→ Supplied passage
### Precalculus bingo: the multiplayer edition

Of all the snark I’ve posted on the topic of teaching intro college math, none has garnered as much sympathy - and laughter - as precalculus bingo. Everyone who’d ever taught a math class anywhere in the world could relate to my experiences; apparently that’s what this guy is saying, anyway. Grading sad, sad tests is as inevitable as death and taxes for those of us who teach college math, except we see a lot more bad tests than we see of either of those two staples. Even taxes, even me, and I’m Canadian.

Anyway: in the comments to the bingo post and in some of the links leading to it, many of my fellow mathematicians made suggestions for their own squares. There was no shortage of dumbass mistakes that my readers were willing to predict, and to them I say - make your own damned bingo cards, dammit.

And then send them to me.

Three weeks from now, my precalculus students will be writing their final exam, and grading it will surely test my faith in my ability to do my job, and in the high school system’s ability to do its. Grading the final exams will be like grading the tests, except that it will take twice as long as suck three times as much. I’m going to need more than a single bingo card to make it bearable.

So: make up your own precalculus bingo card, and send it over. I’ll accept submissions either as HTML tables, or as .jpg/.gifs that are 500 by 500 pixels. The day that I grade the exams, I will play all of the bingo cards simultaneously. The person with the best card will win a copy of Innumeracy, by John Allen Paulos, or a handmade crocheted Moebius strip, or a crocheted hyperbolic plane, or - if anyone has any other ideas, let me know. Cards will be judged on two criteria weighted equally: success in the bingo game, and precision of your predictions. (This latter one was inspired by the two friends I bounced this idea off of first, who said, “Oh, well, I can just win by making every square read ’student gets question wrong’! Then I’ll win!” Yeah, your card will do well, but you’ll still be a loser, *loser*.)

→ Brief a
What two formats does the precalculus bingo post accept for card submissions?

→ Dataset extract
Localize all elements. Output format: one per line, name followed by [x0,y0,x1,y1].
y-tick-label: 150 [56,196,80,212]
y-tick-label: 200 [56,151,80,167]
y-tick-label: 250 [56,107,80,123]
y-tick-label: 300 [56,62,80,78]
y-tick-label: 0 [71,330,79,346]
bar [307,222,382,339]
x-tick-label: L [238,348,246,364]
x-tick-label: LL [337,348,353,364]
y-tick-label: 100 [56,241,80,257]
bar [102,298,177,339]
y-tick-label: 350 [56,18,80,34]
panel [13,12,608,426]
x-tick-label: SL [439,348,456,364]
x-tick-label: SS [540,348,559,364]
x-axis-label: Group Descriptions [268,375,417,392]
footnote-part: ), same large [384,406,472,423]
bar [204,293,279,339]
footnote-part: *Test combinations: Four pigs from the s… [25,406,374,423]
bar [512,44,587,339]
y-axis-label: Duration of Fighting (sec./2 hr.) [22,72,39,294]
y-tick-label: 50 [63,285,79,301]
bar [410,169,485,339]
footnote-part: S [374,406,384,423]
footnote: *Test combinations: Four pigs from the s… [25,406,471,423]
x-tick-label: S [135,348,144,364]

→ Brief b
Copy out all of the rows above, line for line and without any change.

→ Task result a
HTML tables, or .jpg/.gif images that are 500 by 500 pixels.

→ Task result b
Localize all elements. Output format: one per line, name followed by [x0,y0,x1,y1].
y-tick-label: 150 [56,196,80,212]
y-tick-label: 200 [56,151,80,167]
y-tick-label: 250 [56,107,80,123]
y-tick-label: 300 [56,62,80,78]
y-tick-label: 0 [71,330,79,346]
bar [307,222,382,339]
x-tick-label: L [238,348,246,364]
x-tick-label: LL [337,348,353,364]
y-tick-label: 100 [56,241,80,257]
bar [102,298,177,339]
y-tick-label: 350 [56,18,80,34]
panel [13,12,608,426]
x-tick-label: SL [439,348,456,364]
x-tick-label: SS [540,348,559,364]
x-axis-label: Group Descriptions [268,375,417,392]
footnote-part: ), same large [384,406,472,423]
bar [204,293,279,339]
footnote-part: *Test combinations: Four pigs from the s… [25,406,374,423]
bar [512,44,587,339]
y-axis-label: Duration of Fighting (sec./2 hr.) [22,72,39,294]
y-tick-label: 50 [63,285,79,301]
bar [410,169,485,339]
footnote-part: S [374,406,384,423]
footnote: *Test combinations: Four pigs from the s… [25,406,471,423]
x-tick-label: S [135,348,144,364]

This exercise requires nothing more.